In the material below, find every line with "this" and pull it out.

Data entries
━━━
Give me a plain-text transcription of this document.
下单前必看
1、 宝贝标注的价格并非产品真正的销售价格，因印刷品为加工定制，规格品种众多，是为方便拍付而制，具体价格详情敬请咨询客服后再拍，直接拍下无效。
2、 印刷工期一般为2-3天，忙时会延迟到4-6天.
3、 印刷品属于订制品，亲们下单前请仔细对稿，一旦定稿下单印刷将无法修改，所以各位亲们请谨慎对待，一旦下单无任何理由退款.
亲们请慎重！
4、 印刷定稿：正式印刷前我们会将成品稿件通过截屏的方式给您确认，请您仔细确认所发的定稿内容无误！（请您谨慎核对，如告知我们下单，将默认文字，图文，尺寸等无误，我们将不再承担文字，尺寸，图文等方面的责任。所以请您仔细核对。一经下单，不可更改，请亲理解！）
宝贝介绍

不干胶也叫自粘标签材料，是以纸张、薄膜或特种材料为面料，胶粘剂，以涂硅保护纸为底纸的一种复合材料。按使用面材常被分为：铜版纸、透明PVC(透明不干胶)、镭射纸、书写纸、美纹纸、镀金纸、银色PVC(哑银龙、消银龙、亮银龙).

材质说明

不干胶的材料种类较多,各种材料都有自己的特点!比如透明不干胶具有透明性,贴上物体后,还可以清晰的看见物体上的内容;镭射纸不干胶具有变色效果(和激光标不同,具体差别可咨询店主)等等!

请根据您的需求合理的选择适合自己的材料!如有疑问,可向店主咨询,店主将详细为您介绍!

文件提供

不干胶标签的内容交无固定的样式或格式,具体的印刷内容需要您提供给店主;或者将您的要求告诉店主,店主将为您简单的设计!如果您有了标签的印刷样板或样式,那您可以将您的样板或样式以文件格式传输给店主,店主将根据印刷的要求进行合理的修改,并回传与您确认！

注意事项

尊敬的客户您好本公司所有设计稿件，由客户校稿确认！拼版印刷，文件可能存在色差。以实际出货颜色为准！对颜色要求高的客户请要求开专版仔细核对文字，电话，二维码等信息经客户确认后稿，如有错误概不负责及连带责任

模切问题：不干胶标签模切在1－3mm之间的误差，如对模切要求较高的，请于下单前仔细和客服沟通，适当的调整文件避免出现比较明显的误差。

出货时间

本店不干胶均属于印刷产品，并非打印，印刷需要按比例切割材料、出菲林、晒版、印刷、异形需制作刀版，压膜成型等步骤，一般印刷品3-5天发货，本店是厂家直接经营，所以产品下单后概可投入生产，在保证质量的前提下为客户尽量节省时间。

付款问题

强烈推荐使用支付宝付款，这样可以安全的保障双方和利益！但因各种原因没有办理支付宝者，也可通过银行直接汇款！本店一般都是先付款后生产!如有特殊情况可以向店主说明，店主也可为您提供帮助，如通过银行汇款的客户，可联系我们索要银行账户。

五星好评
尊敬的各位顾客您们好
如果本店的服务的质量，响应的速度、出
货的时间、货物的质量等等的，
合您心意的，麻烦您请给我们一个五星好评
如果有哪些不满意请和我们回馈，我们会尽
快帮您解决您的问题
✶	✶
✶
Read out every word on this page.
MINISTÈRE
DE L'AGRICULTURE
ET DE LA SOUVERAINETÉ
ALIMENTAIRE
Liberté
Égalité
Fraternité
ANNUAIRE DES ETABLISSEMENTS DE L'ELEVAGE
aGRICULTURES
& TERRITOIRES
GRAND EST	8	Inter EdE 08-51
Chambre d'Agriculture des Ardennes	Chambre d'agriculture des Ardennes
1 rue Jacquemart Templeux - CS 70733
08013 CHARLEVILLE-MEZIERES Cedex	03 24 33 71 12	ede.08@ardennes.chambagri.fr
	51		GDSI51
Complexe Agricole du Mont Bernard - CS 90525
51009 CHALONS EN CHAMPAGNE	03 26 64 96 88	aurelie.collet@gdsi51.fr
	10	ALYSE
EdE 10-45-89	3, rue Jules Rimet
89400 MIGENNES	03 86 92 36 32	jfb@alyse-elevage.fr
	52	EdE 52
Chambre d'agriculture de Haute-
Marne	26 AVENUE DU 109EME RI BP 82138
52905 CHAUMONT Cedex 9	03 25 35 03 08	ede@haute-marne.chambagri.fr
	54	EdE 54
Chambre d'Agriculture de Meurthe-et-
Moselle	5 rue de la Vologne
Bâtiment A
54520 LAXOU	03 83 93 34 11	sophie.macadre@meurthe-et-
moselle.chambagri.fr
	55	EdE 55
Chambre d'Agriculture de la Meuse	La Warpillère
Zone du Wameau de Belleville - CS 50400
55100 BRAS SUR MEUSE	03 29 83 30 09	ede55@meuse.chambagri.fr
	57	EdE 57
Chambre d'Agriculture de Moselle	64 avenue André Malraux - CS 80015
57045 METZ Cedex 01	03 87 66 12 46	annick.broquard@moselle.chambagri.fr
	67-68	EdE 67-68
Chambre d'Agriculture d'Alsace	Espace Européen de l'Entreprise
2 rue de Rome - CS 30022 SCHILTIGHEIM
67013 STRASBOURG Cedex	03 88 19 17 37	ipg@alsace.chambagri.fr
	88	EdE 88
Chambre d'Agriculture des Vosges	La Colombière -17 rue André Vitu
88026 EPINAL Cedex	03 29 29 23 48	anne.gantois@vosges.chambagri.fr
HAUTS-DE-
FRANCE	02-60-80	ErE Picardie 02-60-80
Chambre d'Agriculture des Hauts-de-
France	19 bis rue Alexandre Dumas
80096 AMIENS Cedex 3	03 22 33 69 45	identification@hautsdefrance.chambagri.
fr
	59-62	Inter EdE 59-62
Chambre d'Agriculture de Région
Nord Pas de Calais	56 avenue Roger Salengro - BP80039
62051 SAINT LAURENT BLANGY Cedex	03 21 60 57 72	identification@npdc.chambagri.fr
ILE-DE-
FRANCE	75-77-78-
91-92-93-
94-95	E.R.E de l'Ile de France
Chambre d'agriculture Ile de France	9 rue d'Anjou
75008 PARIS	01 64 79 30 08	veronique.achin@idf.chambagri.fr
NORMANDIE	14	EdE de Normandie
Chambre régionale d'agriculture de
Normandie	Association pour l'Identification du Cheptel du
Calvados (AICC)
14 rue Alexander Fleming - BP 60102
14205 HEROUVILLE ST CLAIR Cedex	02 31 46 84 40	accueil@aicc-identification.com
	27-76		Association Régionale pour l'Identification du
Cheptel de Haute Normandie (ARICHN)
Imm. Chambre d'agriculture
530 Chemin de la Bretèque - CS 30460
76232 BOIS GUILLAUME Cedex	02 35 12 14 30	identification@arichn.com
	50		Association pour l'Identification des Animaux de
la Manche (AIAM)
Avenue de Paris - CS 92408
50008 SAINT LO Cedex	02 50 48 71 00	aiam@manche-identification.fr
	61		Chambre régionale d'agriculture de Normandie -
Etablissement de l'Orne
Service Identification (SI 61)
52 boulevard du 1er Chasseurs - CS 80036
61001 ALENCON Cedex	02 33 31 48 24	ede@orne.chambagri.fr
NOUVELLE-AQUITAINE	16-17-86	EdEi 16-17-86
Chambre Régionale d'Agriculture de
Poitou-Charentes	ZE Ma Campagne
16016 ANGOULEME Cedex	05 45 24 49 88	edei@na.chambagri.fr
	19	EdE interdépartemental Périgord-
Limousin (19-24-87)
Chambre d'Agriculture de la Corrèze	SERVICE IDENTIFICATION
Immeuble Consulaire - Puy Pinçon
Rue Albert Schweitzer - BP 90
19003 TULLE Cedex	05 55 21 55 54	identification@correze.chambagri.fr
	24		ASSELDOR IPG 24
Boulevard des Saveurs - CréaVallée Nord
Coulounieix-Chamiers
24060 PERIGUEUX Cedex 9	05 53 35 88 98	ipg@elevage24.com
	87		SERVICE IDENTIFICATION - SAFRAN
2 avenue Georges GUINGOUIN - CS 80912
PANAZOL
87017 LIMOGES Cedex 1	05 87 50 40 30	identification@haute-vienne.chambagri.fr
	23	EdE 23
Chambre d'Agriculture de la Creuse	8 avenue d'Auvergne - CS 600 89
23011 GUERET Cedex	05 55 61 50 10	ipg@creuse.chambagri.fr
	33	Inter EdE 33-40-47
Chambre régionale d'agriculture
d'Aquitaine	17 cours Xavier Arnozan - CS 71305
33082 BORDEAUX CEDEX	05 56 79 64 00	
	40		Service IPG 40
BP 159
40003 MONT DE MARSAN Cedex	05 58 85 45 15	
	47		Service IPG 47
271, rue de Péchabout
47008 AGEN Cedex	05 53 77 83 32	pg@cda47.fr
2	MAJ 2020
━━━
**FULL ANSWER**
Give me a plain-text transcription of this document.
Read out every word on this page.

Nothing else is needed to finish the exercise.